WHAT TO WORK ON — Select from the data all lines with the word "change".

EXERCISE INPUTS —
......
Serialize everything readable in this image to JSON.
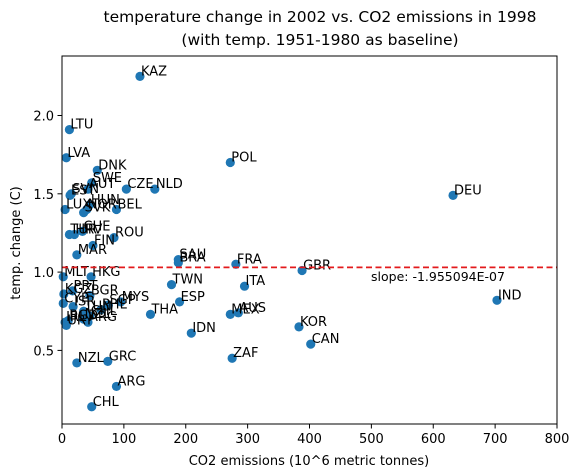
{
  "chart_data": {
    "type": "scatter",
    "title_line1": "temperature change in 2002 vs. CO2 emissions in 1998",
    "title_line2": "(with temp. 1951-1980 as baseline)",
    "xlabel": "CO2 emissions (10^6 metric tonnes)",
    "ylabel": "temp. change (C)",
    "xlim": [
      0,
      800
    ],
    "ylim": [
      0.03,
      2.38
    ],
    "xticks": [
      0,
      100,
      200,
      300,
      400,
      500,
      600,
      700,
      800
    ],
    "yticks": [
      0.5,
      1.0,
      1.5,
      2.0
    ],
    "ytick_labels": [
      "0.5",
      "1.0",
      "1.5",
      "2.0"
    ],
    "grid": false,
    "point_color": "#1f77b4",
    "points": [
      {
        "label": "KAZ",
        "x": 126,
        "y": 2.25
      },
      {
        "label": "LTU",
        "x": 12,
        "y": 1.91
      },
      {
        "label": "LVA",
        "x": 7,
        "y": 1.73
      },
      {
        "label": "DNK",
        "x": 57,
        "y": 1.65
      },
      {
        "label": "POL",
        "x": 272,
        "y": 1.7
      },
      {
        "label": "SWE",
        "x": 48,
        "y": 1.57
      },
      {
        "label": "AUT",
        "x": 42,
        "y": 1.53
      },
      {
        "label": "CZE",
        "x": 104,
        "y": 1.53
      },
      {
        "label": "NLD",
        "x": 150,
        "y": 1.53
      },
      {
        "label": "SVN",
        "x": 15,
        "y": 1.5
      },
      {
        "label": "EST",
        "x": 13,
        "y": 1.49
      },
      {
        "label": "DEU",
        "x": 632,
        "y": 1.49
      },
      {
        "label": "HUN",
        "x": 45,
        "y": 1.43
      },
      {
        "label": "LUX",
        "x": 5,
        "y": 1.4
      },
      {
        "label": "SVK",
        "x": 35,
        "y": 1.38
      },
      {
        "label": "NOR",
        "x": 40,
        "y": 1.4
      },
      {
        "label": "BEL",
        "x": 88,
        "y": 1.4
      },
      {
        "label": "CHE",
        "x": 33,
        "y": 1.26
      },
      {
        "label": "TUR",
        "x": 12,
        "y": 1.24
      },
      {
        "label": "HRV",
        "x": 20,
        "y": 1.24
      },
      {
        "label": "ROU",
        "x": 84,
        "y": 1.22
      },
      {
        "label": "FIN",
        "x": 50,
        "y": 1.17
      },
      {
        "label": "MAR",
        "x": 24,
        "y": 1.11
      },
      {
        "label": "SAU",
        "x": 188,
        "y": 1.08
      },
      {
        "label": "BRA",
        "x": 188,
        "y": 1.06
      },
      {
        "label": "FRA",
        "x": 281,
        "y": 1.05
      },
      {
        "label": "GBR",
        "x": 388,
        "y": 1.01
      },
      {
        "label": "HKG",
        "x": 47,
        "y": 0.97
      },
      {
        "label": "MLT",
        "x": 2,
        "y": 0.97
      },
      {
        "label": "TWN",
        "x": 177,
        "y": 0.92
      },
      {
        "label": "ITA",
        "x": 295,
        "y": 0.91
      },
      {
        "label": "PRT",
        "x": 17,
        "y": 0.88
      },
      {
        "label": "KGZ",
        "x": 3,
        "y": 0.86
      },
      {
        "label": "BGR",
        "x": 45,
        "y": 0.85
      },
      {
        "label": "IND",
        "x": 703,
        "y": 0.82
      },
      {
        "label": "ESP",
        "x": 190,
        "y": 0.81
      },
      {
        "label": "MYS",
        "x": 95,
        "y": 0.81
      },
      {
        "label": "CYP",
        "x": 2,
        "y": 0.8
      },
      {
        "label": "ISR",
        "x": 18,
        "y": 0.78
      },
      {
        "label": "SGP",
        "x": 75,
        "y": 0.79
      },
      {
        "label": "PHL",
        "x": 63,
        "y": 0.76
      },
      {
        "label": "TUN",
        "x": 35,
        "y": 0.75
      },
      {
        "label": "THA",
        "x": 143,
        "y": 0.73
      },
      {
        "label": "MEX",
        "x": 272,
        "y": 0.73
      },
      {
        "label": "AUS",
        "x": 285,
        "y": 0.74
      },
      {
        "label": "CHL",
        "x": 45,
        "y": 0.72
      },
      {
        "label": "IRL",
        "x": 5,
        "y": 0.68
      },
      {
        "label": "BGD",
        "x": 10,
        "y": 0.69
      },
      {
        "label": "NZL",
        "x": 35,
        "y": 0.7
      },
      {
        "label": "ARG",
        "x": 42,
        "y": 0.68
      },
      {
        "label": "URY",
        "x": 7,
        "y": 0.66
      },
      {
        "label": "KOR",
        "x": 383,
        "y": 0.65
      },
      {
        "label": "IDN",
        "x": 209,
        "y": 0.61
      },
      {
        "label": "CAN",
        "x": 402,
        "y": 0.54
      },
      {
        "label": "ZAF",
        "x": 275,
        "y": 0.45
      },
      {
        "label": "NZL",
        "x": 24,
        "y": 0.42
      },
      {
        "label": "GRC",
        "x": 74,
        "y": 0.43
      },
      {
        "label": "ARG",
        "x": 88,
        "y": 0.27
      },
      {
        "label": "CHL",
        "x": 48,
        "y": 0.14
      }
    ],
    "regression_line": {
      "y": 1.03,
      "color": "#e31a1c",
      "style": "dashed"
    },
    "annotation": "slope: -1.955094E-07"
  }
}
......
SOLUTION BELOW —
    "title_line1": "temperature change in 2002 vs. CO2 emissions in 1998",
    "ylabel": "temp. change (C)",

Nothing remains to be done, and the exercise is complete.